Direction
Reproduce the data that follows in its entirety, character for character.

Collection entries
------------------------------------------------------------------------
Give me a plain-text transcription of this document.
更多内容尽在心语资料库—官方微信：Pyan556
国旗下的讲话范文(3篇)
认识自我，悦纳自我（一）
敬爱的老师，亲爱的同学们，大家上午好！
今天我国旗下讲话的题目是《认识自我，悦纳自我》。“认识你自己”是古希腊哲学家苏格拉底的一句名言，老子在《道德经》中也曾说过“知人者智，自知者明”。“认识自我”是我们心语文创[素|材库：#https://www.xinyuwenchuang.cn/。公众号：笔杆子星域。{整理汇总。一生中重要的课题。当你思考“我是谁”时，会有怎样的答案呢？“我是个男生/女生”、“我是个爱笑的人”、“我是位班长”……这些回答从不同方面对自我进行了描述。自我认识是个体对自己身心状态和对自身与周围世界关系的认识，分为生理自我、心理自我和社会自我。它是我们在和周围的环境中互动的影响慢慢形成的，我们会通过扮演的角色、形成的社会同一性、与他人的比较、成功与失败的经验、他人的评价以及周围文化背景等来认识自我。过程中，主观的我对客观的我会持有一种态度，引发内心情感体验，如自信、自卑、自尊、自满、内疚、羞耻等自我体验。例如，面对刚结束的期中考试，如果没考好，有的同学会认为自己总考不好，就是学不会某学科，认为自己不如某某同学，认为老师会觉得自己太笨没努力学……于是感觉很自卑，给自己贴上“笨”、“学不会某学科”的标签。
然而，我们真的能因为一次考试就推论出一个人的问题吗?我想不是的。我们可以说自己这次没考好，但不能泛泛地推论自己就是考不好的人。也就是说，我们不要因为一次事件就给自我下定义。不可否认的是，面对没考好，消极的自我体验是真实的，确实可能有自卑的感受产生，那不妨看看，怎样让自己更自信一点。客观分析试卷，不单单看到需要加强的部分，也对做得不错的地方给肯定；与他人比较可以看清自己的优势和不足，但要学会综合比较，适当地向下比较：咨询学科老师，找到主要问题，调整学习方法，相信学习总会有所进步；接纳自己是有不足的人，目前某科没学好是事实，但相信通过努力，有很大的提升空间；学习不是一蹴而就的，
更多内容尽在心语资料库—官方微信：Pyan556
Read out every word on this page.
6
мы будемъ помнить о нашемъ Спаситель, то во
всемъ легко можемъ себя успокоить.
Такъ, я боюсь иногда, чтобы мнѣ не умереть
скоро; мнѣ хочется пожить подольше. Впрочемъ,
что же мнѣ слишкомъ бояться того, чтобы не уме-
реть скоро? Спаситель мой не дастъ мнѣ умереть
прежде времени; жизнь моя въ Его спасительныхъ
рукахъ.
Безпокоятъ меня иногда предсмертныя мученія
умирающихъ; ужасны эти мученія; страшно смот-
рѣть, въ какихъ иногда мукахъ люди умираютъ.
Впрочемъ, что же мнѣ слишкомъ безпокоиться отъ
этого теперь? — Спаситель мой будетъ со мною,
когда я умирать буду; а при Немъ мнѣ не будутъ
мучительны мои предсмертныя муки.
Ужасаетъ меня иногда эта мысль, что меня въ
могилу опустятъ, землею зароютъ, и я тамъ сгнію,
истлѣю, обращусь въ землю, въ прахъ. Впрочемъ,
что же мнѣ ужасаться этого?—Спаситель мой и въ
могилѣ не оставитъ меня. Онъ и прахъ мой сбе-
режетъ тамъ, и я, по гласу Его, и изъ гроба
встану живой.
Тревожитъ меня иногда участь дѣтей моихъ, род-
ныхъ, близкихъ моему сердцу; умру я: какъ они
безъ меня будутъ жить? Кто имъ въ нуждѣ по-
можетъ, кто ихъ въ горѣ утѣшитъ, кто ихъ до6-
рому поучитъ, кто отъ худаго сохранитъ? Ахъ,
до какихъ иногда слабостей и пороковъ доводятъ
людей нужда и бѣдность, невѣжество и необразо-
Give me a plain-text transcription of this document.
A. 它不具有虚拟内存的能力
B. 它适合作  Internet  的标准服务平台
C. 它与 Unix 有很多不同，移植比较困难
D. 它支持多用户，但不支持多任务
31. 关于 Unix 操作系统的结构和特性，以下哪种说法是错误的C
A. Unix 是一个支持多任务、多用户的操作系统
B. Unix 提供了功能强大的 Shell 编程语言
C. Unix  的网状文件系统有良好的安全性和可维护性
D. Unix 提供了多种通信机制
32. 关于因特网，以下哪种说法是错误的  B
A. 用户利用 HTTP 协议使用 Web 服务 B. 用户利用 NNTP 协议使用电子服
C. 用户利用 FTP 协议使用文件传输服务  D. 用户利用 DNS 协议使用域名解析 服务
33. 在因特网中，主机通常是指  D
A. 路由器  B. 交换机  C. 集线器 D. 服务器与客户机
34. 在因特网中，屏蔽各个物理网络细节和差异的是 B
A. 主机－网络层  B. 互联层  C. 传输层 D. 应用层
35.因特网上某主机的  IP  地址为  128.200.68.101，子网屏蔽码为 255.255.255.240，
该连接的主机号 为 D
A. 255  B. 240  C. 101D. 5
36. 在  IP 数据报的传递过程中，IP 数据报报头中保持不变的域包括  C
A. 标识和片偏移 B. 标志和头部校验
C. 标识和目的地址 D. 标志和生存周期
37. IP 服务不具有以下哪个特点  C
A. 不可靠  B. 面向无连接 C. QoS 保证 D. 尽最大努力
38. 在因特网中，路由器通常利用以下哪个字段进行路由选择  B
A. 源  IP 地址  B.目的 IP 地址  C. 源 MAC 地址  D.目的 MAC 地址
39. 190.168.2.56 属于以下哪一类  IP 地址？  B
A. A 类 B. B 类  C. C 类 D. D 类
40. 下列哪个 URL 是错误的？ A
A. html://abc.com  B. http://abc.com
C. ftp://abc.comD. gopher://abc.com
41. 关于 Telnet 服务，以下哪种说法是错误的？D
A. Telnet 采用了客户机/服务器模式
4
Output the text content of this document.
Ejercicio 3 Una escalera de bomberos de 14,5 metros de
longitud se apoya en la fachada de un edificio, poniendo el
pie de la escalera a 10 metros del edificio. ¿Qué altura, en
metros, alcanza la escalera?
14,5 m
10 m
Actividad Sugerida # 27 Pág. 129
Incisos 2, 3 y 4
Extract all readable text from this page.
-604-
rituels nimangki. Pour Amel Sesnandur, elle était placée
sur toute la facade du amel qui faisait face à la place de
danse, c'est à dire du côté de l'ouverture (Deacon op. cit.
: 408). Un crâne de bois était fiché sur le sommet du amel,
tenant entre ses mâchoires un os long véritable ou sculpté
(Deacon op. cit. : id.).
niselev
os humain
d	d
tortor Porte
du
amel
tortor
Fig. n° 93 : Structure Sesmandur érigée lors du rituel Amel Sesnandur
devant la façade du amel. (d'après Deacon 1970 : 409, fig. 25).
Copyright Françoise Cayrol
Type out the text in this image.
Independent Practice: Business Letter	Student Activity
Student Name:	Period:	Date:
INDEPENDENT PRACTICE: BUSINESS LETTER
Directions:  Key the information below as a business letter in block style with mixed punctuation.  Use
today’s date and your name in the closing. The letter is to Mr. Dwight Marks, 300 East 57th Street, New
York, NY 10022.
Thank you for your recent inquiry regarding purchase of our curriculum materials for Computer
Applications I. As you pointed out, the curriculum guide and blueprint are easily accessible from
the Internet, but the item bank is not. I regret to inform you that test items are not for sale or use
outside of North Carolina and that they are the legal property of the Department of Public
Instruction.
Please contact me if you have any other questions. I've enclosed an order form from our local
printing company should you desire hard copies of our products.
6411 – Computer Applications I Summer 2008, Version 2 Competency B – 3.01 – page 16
------------------------------------------------------------------------
Finished exercise
Give me a plain-text transcription of this document.
更多内容尽在心语资料库—官方微信：Pyan556
国旗下的讲话范文(3篇)
认识自我，悦纳自我（一）
敬爱的老师，亲爱的同学们，大家上午好！
今天我国旗下讲话的题目是《认识自我，悦纳自我》。“认识你自己”是古希腊哲学家苏格拉底的一句名言，老子在《道德经》中也曾说过“知人者智，自知者明”。“认识自我”是我们心语文创[素|材库：#https://www.xinyuwenchuang.cn/。公众号：笔杆子星域。{整理汇总。一生中重要的课题。当你思考“我是谁”时，会有怎样的答案呢？“我是个男生/女生”、“我是个爱笑的人”、“我是位班长”……这些回答从不同方面对自我进行了描述。自我认识是个体对自己身心状态和对自身与周围世界关系的认识，分为生理自我、心理自我和社会自我。它是我们在和周围的环境中互动的影响慢慢形成的，我们会通过扮演的角色、形成的社会同一性、与他人的比较、成功与失败的经验、他人的评价以及周围文化背景等来认识自我。过程中，主观的我对客观的我会持有一种态度，引发内心情感体验，如自信、自卑、自尊、自满、内疚、羞耻等自我体验。例如，面对刚结束的期中考试，如果没考好，有的同学会认为自己总考不好，就是学不会某学科，认为自己不如某某同学，认为老师会觉得自己太笨没努力学……于是感觉很自卑，给自己贴上“笨”、“学不会某学科”的标签。
然而，我们真的能因为一次考试就推论出一个人的问题吗?我想不是的。我们可以说自己这次没考好，但不能泛泛地推论自己就是考不好的人。也就是说，我们不要因为一次事件就给自我下定义。不可否认的是，面对没考好，消极的自我体验是真实的，确实可能有自卑的感受产生，那不妨看看，怎样让自己更自信一点。客观分析试卷，不单单看到需要加强的部分，也对做得不错的地方给肯定；与他人比较可以看清自己的优势和不足，但要学会综合比较，适当地向下比较：咨询学科老师，找到主要问题，调整学习方法，相信学习总会有所进步；接纳自己是有不足的人，目前某科没学好是事实，但相信通过努力，有很大的提升空间；学习不是一蹴而就的，
更多内容尽在心语资料库—官方微信：Pyan556
Read out every word on this page.
6
мы будемъ помнить о нашемъ Спаситель, то во
всемъ легко можемъ себя успокоить.
Такъ, я боюсь иногда, чтобы мнѣ не умереть
скоро; мнѣ хочется пожить подольше. Впрочемъ,
что же мнѣ слишкомъ бояться того, чтобы не уме-
реть скоро? Спаситель мой не дастъ мнѣ умереть
прежде времени; жизнь моя въ Его спасительныхъ
рукахъ.
Безпокоятъ меня иногда предсмертныя мученія
умирающихъ; ужасны эти мученія; страшно смот-
рѣть, въ какихъ иногда мукахъ люди умираютъ.
Впрочемъ, что же мнѣ слишкомъ безпокоиться отъ
этого теперь? — Спаситель мой будетъ со мною,
когда я умирать буду; а при Немъ мнѣ не будутъ
мучительны мои предсмертныя муки.
Ужасаетъ меня иногда эта мысль, что меня въ
могилу опустятъ, землею зароютъ, и я тамъ сгнію,
истлѣю, обращусь въ землю, въ прахъ. Впрочемъ,
что же мнѣ ужасаться этого?—Спаситель мой и въ
могилѣ не оставитъ меня. Онъ и прахъ мой сбе-
режетъ тамъ, и я, по гласу Его, и изъ гроба
встану живой.
Тревожитъ меня иногда участь дѣтей моихъ, род-
ныхъ, близкихъ моему сердцу; умру я: какъ они
безъ меня будутъ жить? Кто имъ въ нуждѣ по-
можетъ, кто ихъ въ горѣ утѣшитъ, кто ихъ до6-
рому поучитъ, кто отъ худаго сохранитъ? Ахъ,
до какихъ иногда слабостей и пороковъ доводятъ
людей нужда и бѣдность, невѣжество и необразо-
Give me a plain-text transcription of this document.
A. 它不具有虚拟内存的能力
B. 它适合作  Internet  的标准服务平台
C. 它与 Unix 有很多不同，移植比较困难
D. 它支持多用户，但不支持多任务
31. 关于 Unix 操作系统的结构和特性，以下哪种说法是错误的C
A. Unix 是一个支持多任务、多用户的操作系统
B. Unix 提供了功能强大的 Shell 编程语言
C. Unix  的网状文件系统有良好的安全性和可维护性
D. Unix 提供了多种通信机制
32. 关于因特网，以下哪种说法是错误的  B
A. 用户利用 HTTP 协议使用 Web 服务 B. 用户利用 NNTP 协议使用电子服
C. 用户利用 FTP 协议使用文件传输服务  D. 用户利用 DNS 协议使用域名解析 服务
33. 在因特网中，主机通常是指  D
A. 路由器  B. 交换机  C. 集线器 D. 服务器与客户机
34. 在因特网中，屏蔽各个物理网络细节和差异的是 B
A. 主机－网络层  B. 互联层  C. 传输层 D. 应用层
35.因特网上某主机的  IP  地址为  128.200.68.101，子网屏蔽码为 255.255.255.240，
该连接的主机号 为 D
A. 255  B. 240  C. 101D. 5
36. 在  IP 数据报的传递过程中，IP 数据报报头中保持不变的域包括  C
A. 标识和片偏移 B. 标志和头部校验
C. 标识和目的地址 D. 标志和生存周期
37. IP 服务不具有以下哪个特点  C
A. 不可靠  B. 面向无连接 C. QoS 保证 D. 尽最大努力
38. 在因特网中，路由器通常利用以下哪个字段进行路由选择  B
A. 源  IP 地址  B.目的 IP 地址  C. 源 MAC 地址  D.目的 MAC 地址
39. 190.168.2.56 属于以下哪一类  IP 地址？  B
A. A 类 B. B 类  C. C 类 D. D 类
40. 下列哪个 URL 是错误的？ A
A. html://abc.com  B. http://abc.com
C. ftp://abc.comD. gopher://abc.com
41. 关于 Telnet 服务，以下哪种说法是错误的？D
A. Telnet 采用了客户机/服务器模式
4
Output the text content of this document.
Ejercicio 3 Una escalera de bomberos de 14,5 metros de
longitud se apoya en la fachada de un edificio, poniendo el
pie de la escalera a 10 metros del edificio. ¿Qué altura, en
metros, alcanza la escalera?
14,5 m
10 m
Actividad Sugerida # 27 Pág. 129
Incisos 2, 3 y 4
Extract all readable text from this page.
-604-
rituels nimangki. Pour Amel Sesnandur, elle était placée
sur toute la facade du amel qui faisait face à la place de
danse, c'est à dire du côté de l'ouverture (Deacon op. cit.
: 408). Un crâne de bois était fiché sur le sommet du amel,
tenant entre ses mâchoires un os long véritable ou sculpté
(Deacon op. cit. : id.).
niselev
os humain
d	d
tortor Porte
du
amel
tortor
Fig. n° 93 : Structure Sesmandur érigée lors du rituel Amel Sesnandur
devant la façade du amel. (d'après Deacon 1970 : 409, fig. 25).
Copyright Françoise Cayrol
Type out the text in this image.
Independent Practice: Business Letter	Student Activity
Student Name:	Period:	Date:
INDEPENDENT PRACTICE: BUSINESS LETTER
Directions:  Key the information below as a business letter in block style with mixed punctuation.  Use
today’s date and your name in the closing. The letter is to Mr. Dwight Marks, 300 East 57th Street, New
York, NY 10022.
Thank you for your recent inquiry regarding purchase of our curriculum materials for Computer
Applications I. As you pointed out, the curriculum guide and blueprint are easily accessible from
the Internet, but the item bank is not. I regret to inform you that test items are not for sale or use
outside of North Carolina and that they are the legal property of the Department of Public
Instruction.
Please contact me if you have any other questions. I've enclosed an order form from our local
printing company should you desire hard copies of our products.
6411 – Computer Applications I Summer 2008, Version 2 Competency B – 3.01 – page 16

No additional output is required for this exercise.